▶ [TASK INSTRUCTIONS]:
Scan the following material for the string "推测奥陶系地层O" and copy each line in which it appears.

▶ [PROVIDED RECORDS]:
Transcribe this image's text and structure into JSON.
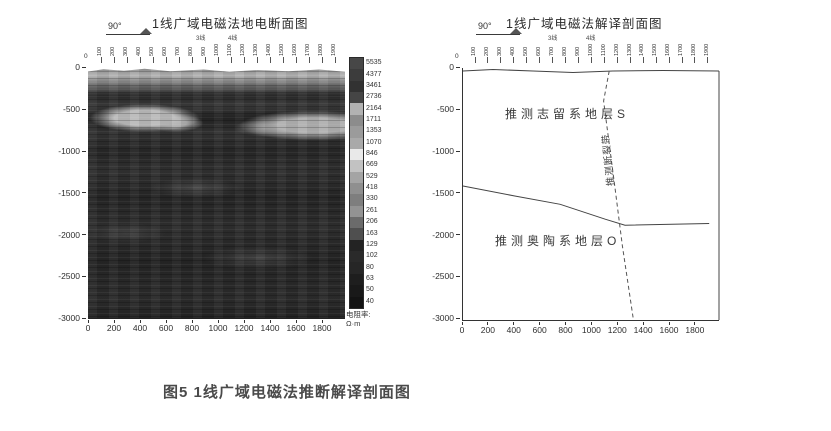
{
  "caption": "图5 1线广域电磁法推断解译剖面图",
  "left_panel": {
    "title": "1线广域电磁法地电断面图",
    "azimuth_label": "90°",
    "line_label_3": "3线",
    "line_label_4": "4线",
    "station_zero": "0",
    "stations": [
      "100",
      "200",
      "300",
      "400",
      "500",
      "600",
      "700",
      "800",
      "900",
      "1000",
      "1100",
      "1200",
      "1300",
      "1400",
      "1500",
      "1600",
      "1700",
      "1800",
      "1900"
    ],
    "y_ticks": [
      "0",
      "-500",
      "-1000",
      "-1500",
      "-2000",
      "-2500",
      "-3000"
    ],
    "x_ticks": [
      "0",
      "200",
      "400",
      "600",
      "800",
      "1000",
      "1200",
      "1400",
      "1600",
      "1800"
    ],
    "colorbar": {
      "unit_label": "电阻率:",
      "unit": "Ω·m",
      "segments": [
        {
          "value": "5535",
          "color": "#474747"
        },
        {
          "value": "4377",
          "color": "#3c3c3c"
        },
        {
          "value": "3461",
          "color": "#323232"
        },
        {
          "value": "2736",
          "color": "#454545"
        },
        {
          "value": "2164",
          "color": "#b2b2b2"
        },
        {
          "value": "1711",
          "color": "#8c8c8c"
        },
        {
          "value": "1353",
          "color": "#9b9b9b"
        },
        {
          "value": "1070",
          "color": "#a9a9a9"
        },
        {
          "value": "846",
          "color": "#e9e9e9"
        },
        {
          "value": "669",
          "color": "#c2c2c2"
        },
        {
          "value": "529",
          "color": "#a4a4a4"
        },
        {
          "value": "418",
          "color": "#8f8f8f"
        },
        {
          "value": "330",
          "color": "#7e7e7e"
        },
        {
          "value": "261",
          "color": "#939393"
        },
        {
          "value": "206",
          "color": "#6b6b6b"
        },
        {
          "value": "163",
          "color": "#4f4f4f"
        },
        {
          "value": "129",
          "color": "#232323"
        },
        {
          "value": "102",
          "color": "#2a2a2a"
        },
        {
          "value": "80",
          "color": "#262626"
        },
        {
          "value": "63",
          "color": "#1e1e1e"
        },
        {
          "value": "50",
          "color": "#191919"
        },
        {
          "value": "40",
          "color": "#131313"
        }
      ]
    }
  },
  "right_panel": {
    "title": "1线广域电磁法解译剖面图",
    "azimuth_label": "90°",
    "line_label_3": "3线",
    "line_label_4": "4线",
    "station_zero": "0",
    "stations": [
      "100",
      "200",
      "300",
      "400",
      "500",
      "600",
      "700",
      "800",
      "900",
      "1000",
      "1100",
      "1200",
      "1300",
      "1400",
      "1500",
      "1600",
      "1700",
      "1800",
      "1900"
    ],
    "y_ticks": [
      "0",
      "-500",
      "-1000",
      "-1500",
      "-2000",
      "-2500",
      "-3000"
    ],
    "x_ticks": [
      "0",
      "200",
      "400",
      "600",
      "800",
      "1000",
      "1200",
      "1400",
      "1600",
      "1800"
    ],
    "upper_layer_label": "推测志留系地层S",
    "lower_layer_label": "推测奥陶系地层O",
    "fault_label": "推测断裂带"
  },
  "chart_data": [
    {
      "type": "heatmap",
      "title": "1线广域电磁法地电断面图",
      "xlabel": "",
      "ylabel": "",
      "xlim": [
        0,
        1980
      ],
      "ylim": [
        -3000,
        0
      ],
      "x_ticks": [
        0,
        200,
        400,
        600,
        800,
        1000,
        1200,
        1400,
        1600,
        1800
      ],
      "y_ticks": [
        0,
        -500,
        -1000,
        -1500,
        -2000,
        -2500,
        -3000
      ],
      "colorbar_values": [
        5535,
        4377,
        3461,
        2736,
        2164,
        1711,
        1353,
        1070,
        846,
        669,
        529,
        418,
        330,
        261,
        206,
        163,
        129,
        102,
        80,
        63,
        50,
        40
      ],
      "colorbar_unit": "Ω·m",
      "legend_position": "right",
      "notes": "灰度电阻率断面：近地表高亮薄层；-400~-700m在桩号150-400m与1500-1900m处有两个浅色高阻团块；深部整体为暗色低阻背景"
    },
    {
      "type": "line",
      "title": "1线广域电磁法解译剖面图",
      "xlim": [
        0,
        1980
      ],
      "ylim": [
        -3000,
        0
      ],
      "x_ticks": [
        0,
        200,
        400,
        600,
        800,
        1000,
        1200,
        1400,
        1600,
        1800
      ],
      "y_ticks": [
        0,
        -500,
        -1000,
        -1500,
        -2000,
        -2500,
        -3000
      ],
      "series": [
        {
          "name": "志留系/奥陶系地层界线",
          "style": "solid",
          "x": [
            0,
            400,
            750,
            1100,
            1250,
            1900
          ],
          "y": [
            -1380,
            -1500,
            -1600,
            -1780,
            -1850,
            -1830
          ]
        },
        {
          "name": "推测断裂带",
          "style": "dashed",
          "x": [
            1128,
            1085,
            1175,
            1230,
            1314
          ],
          "y": [
            0,
            -360,
            -1430,
            -2100,
            -2976
          ]
        }
      ],
      "annotations": [
        "推测志留系地层S",
        "推测奥陶系地层O",
        "推测断裂带"
      ]
    }
  ]
}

▶ [TASK RESPONSE]:
    "lower_layer_label": "推测奥陶系地层O",
        "推测奥陶系地层O",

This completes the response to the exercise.